### THE PROBLEM
Find the number of lines containing the string "true" in the data. Answer with the number by itself.
********
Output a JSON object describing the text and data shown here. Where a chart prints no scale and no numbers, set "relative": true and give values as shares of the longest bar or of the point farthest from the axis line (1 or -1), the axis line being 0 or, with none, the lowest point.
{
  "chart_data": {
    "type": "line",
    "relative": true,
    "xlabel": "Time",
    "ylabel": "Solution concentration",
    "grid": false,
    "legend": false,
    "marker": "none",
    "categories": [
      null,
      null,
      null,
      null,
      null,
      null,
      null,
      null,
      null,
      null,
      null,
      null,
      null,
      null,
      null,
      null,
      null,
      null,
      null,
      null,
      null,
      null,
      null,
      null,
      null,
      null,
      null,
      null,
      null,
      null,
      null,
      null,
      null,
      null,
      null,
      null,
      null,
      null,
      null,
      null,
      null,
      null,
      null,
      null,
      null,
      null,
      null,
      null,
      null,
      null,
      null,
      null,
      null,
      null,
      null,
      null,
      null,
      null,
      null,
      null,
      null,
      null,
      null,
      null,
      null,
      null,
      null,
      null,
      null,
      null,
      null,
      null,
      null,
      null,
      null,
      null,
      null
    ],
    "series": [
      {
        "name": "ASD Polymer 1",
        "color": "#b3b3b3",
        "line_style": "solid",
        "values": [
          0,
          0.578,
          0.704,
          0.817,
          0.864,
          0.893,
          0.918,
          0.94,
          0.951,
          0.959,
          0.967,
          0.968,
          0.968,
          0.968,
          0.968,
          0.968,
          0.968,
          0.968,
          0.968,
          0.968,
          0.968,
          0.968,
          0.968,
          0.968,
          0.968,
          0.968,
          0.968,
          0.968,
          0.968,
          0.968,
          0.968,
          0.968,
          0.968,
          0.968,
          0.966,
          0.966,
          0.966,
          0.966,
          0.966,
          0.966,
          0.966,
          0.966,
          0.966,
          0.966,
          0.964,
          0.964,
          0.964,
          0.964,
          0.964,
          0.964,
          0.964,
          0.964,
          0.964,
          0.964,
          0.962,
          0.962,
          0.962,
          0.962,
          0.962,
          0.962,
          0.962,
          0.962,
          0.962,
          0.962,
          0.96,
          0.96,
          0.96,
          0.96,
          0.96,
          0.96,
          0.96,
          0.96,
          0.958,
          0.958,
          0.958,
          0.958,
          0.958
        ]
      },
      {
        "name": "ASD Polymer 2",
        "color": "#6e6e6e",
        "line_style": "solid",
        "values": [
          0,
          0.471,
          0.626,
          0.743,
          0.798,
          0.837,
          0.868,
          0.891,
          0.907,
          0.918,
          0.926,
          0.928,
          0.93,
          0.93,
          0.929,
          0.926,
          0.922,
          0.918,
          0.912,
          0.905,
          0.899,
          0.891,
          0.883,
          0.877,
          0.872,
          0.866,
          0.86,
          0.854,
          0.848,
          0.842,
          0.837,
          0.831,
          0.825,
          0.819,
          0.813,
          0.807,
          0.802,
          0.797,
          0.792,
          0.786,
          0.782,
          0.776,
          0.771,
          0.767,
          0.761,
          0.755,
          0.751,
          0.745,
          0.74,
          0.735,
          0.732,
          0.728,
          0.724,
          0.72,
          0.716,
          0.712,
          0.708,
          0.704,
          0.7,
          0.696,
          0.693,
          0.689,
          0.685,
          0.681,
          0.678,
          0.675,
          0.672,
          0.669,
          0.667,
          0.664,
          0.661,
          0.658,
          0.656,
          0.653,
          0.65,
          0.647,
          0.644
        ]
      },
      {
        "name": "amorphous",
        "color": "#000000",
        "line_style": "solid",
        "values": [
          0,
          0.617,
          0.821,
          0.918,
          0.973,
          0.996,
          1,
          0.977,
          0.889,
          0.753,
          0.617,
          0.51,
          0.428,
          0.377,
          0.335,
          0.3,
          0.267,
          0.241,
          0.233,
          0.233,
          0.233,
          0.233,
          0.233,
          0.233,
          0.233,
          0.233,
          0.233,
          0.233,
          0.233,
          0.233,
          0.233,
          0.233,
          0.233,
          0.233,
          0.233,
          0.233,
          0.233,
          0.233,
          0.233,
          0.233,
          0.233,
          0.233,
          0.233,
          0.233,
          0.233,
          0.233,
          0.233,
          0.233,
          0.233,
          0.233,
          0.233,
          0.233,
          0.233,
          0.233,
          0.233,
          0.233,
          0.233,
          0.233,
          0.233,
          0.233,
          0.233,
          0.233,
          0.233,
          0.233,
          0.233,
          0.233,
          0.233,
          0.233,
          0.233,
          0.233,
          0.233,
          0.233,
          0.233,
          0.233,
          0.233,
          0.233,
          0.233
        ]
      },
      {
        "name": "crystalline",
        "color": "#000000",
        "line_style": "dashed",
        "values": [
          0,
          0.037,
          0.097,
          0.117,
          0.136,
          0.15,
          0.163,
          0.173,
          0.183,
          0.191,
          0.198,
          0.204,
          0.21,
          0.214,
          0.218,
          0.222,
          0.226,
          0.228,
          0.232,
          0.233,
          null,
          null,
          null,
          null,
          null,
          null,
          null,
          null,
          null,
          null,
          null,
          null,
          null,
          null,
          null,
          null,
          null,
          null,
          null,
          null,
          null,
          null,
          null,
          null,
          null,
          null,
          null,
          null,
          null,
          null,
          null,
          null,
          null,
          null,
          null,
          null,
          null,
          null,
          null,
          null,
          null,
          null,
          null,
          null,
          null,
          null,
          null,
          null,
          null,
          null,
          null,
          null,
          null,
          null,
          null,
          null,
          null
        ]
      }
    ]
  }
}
********
### CORRECT OUTPUT
2